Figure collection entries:
===

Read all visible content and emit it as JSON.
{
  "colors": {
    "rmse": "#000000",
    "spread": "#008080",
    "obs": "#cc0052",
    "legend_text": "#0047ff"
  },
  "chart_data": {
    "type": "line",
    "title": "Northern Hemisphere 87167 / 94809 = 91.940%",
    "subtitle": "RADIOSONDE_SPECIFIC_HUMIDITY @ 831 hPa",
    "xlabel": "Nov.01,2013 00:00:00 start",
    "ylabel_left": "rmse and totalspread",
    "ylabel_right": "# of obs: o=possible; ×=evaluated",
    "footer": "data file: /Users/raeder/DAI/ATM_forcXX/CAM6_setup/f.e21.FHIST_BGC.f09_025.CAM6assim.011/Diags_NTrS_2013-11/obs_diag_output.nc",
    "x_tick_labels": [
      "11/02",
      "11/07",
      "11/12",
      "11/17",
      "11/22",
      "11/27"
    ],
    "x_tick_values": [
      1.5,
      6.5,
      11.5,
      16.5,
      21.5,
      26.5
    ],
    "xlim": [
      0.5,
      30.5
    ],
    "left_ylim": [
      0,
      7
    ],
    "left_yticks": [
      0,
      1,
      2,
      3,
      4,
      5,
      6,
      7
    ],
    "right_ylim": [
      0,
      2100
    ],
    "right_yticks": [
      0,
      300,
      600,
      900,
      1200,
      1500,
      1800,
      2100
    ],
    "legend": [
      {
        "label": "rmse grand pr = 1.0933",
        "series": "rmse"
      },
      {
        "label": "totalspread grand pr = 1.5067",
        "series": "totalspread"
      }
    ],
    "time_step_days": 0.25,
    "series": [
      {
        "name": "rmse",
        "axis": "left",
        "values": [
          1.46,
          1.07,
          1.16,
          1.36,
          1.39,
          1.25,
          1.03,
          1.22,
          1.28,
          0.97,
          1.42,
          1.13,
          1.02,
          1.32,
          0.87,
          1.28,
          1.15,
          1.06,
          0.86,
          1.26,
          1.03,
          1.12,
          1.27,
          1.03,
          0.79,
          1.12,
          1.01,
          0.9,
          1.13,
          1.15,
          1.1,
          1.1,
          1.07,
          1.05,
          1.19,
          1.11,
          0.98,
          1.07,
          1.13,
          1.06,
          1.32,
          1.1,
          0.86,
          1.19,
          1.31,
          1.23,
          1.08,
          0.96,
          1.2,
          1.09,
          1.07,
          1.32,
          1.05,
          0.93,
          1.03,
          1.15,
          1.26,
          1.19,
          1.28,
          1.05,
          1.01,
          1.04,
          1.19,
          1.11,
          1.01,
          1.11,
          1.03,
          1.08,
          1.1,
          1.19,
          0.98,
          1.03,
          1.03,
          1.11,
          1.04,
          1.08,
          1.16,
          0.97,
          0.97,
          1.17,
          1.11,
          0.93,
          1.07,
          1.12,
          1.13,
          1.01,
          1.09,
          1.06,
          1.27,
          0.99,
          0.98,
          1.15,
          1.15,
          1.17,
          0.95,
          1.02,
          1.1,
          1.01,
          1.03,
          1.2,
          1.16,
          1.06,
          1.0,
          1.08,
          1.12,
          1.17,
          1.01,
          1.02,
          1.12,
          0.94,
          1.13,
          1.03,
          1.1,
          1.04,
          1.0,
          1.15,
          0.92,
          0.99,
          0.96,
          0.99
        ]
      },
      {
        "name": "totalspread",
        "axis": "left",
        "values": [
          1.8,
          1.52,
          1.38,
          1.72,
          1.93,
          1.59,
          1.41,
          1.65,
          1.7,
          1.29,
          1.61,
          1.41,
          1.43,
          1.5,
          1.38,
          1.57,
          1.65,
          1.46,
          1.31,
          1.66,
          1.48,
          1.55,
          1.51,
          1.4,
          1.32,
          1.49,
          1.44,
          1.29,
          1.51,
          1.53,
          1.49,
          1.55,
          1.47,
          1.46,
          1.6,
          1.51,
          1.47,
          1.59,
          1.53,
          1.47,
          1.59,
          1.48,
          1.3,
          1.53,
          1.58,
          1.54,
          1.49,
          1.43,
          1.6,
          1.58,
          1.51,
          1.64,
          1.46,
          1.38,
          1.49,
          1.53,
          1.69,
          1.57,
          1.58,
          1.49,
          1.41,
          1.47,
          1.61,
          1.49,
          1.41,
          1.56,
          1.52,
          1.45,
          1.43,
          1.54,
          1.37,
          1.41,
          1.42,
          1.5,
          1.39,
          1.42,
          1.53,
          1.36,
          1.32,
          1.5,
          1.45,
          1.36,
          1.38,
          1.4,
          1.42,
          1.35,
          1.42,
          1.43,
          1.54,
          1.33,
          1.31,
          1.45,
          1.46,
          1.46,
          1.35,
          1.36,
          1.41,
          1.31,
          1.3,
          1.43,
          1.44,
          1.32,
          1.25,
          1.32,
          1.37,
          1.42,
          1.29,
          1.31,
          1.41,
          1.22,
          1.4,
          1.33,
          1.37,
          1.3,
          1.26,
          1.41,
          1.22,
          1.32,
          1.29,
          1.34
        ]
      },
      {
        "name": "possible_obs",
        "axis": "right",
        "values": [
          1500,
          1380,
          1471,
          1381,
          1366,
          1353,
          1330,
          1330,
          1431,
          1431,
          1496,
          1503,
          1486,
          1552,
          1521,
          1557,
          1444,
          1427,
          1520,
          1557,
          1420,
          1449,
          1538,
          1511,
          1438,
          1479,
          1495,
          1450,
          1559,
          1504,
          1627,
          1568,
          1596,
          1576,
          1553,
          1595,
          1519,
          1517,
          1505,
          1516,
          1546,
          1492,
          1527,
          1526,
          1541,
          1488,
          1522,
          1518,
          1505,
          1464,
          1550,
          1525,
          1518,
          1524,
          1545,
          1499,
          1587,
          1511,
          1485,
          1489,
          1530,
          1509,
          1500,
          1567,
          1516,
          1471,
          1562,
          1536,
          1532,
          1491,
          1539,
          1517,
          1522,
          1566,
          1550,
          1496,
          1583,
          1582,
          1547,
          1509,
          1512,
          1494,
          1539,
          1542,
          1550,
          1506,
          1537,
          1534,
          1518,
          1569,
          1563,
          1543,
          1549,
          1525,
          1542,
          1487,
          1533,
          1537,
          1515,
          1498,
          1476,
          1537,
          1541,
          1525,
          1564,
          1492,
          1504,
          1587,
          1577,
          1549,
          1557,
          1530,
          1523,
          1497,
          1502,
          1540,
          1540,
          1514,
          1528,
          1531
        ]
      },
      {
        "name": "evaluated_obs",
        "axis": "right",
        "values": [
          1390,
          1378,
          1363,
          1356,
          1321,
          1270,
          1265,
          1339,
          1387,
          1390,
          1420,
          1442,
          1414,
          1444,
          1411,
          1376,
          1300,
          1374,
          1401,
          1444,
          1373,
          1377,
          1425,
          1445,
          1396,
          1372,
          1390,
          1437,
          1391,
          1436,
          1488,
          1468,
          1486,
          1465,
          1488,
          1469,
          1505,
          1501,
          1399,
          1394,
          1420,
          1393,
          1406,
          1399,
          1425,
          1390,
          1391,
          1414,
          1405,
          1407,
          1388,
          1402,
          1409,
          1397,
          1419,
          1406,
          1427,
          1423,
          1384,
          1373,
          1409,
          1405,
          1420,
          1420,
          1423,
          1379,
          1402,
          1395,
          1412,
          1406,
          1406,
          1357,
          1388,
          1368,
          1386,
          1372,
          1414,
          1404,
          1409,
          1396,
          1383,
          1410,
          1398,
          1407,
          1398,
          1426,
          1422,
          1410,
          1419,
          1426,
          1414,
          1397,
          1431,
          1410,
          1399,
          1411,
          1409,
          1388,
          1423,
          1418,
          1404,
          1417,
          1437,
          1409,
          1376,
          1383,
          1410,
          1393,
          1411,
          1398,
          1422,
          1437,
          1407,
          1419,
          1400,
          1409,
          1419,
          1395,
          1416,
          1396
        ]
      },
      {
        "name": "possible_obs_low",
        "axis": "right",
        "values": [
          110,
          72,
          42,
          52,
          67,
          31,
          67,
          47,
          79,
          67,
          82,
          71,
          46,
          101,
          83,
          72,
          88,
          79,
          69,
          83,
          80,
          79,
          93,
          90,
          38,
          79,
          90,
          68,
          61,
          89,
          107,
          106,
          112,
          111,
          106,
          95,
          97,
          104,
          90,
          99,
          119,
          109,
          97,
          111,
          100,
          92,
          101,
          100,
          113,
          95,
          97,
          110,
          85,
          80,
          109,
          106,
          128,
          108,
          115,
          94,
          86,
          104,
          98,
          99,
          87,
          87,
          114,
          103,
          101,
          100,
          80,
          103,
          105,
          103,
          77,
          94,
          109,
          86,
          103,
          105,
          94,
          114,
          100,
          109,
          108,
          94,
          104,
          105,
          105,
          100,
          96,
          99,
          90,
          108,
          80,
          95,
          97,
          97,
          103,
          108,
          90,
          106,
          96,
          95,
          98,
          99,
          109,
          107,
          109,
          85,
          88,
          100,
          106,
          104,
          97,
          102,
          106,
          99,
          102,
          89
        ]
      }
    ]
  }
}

===

» What the task requires: Check each line above for "grand" and return the ones that have it.

» Full response:
        "label": "rmse grand pr = 1.0933",
        "label": "totalspread grand pr = 1.5067",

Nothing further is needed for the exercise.